→ EXERCISE: In your copy, reproduce the entries exactly as they are, minus the images.

>> start

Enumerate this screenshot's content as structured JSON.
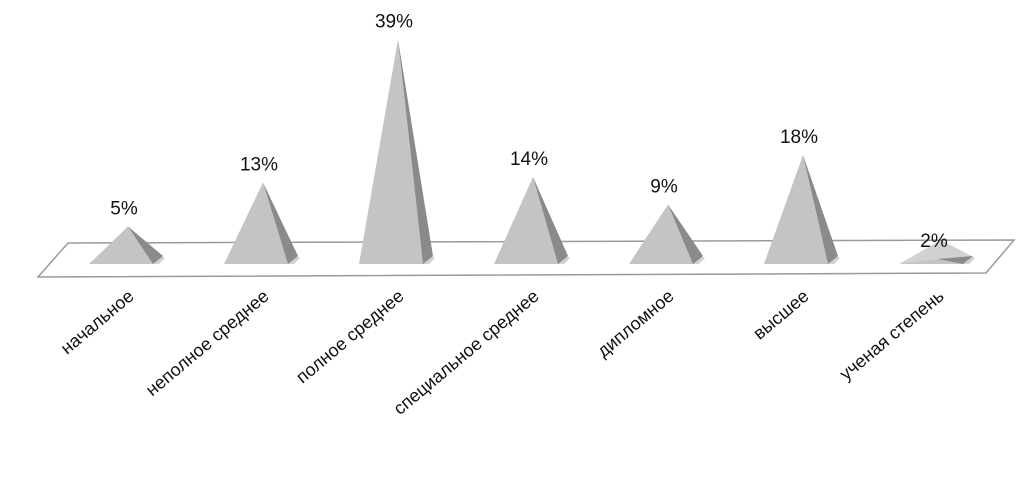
{
  "chart_data": {
    "type": "bar",
    "style": "3d-pyramid",
    "categories": [
      "начальное",
      "неполное среднее",
      "полное среднее",
      "специальное среднее",
      "дипломное",
      "высшее",
      "ученая степень"
    ],
    "values": [
      5,
      13,
      39,
      14,
      9,
      18,
      2
    ],
    "value_labels": [
      "5%",
      "13%",
      "39%",
      "14%",
      "9%",
      "18%",
      "2%"
    ],
    "unit": "%",
    "title": "",
    "xlabel": "",
    "ylabel": "",
    "ylim": [
      0,
      40
    ],
    "grid": false,
    "legend": "none",
    "colors": {
      "pyramid_light": "#c4c4c4",
      "pyramid_dark": "#8a8a8a",
      "pyramid_shadow": "#7a7a7a",
      "floor_stroke": "#9a9a9a",
      "floor_fill": "#ffffff"
    }
  }
}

>> end

→ EXPECTED OUTPUT:
Enumerate this screenshot's content as structured JSON.
{
  "chart_data": {
    "type": "bar",
    "style": "3d-pyramid",
    "categories": [
      "начальное",
      "неполное среднее",
      "полное среднее",
      "специальное среднее",
      "дипломное",
      "высшее",
      "ученая степень"
    ],
    "values": [
      5,
      13,
      39,
      14,
      9,
      18,
      2
    ],
    "value_labels": [
      "5%",
      "13%",
      "39%",
      "14%",
      "9%",
      "18%",
      "2%"
    ],
    "unit": "%",
    "title": "",
    "xlabel": "",
    "ylabel": "",
    "ylim": [
      0,
      40
    ],
    "grid": false,
    "legend": "none",
    "colors": {
      "pyramid_light": "#c4c4c4",
      "pyramid_dark": "#8a8a8a",
      "pyramid_shadow": "#7a7a7a",
      "floor_stroke": "#9a9a9a",
      "floor_fill": "#ffffff"
    }
  }
}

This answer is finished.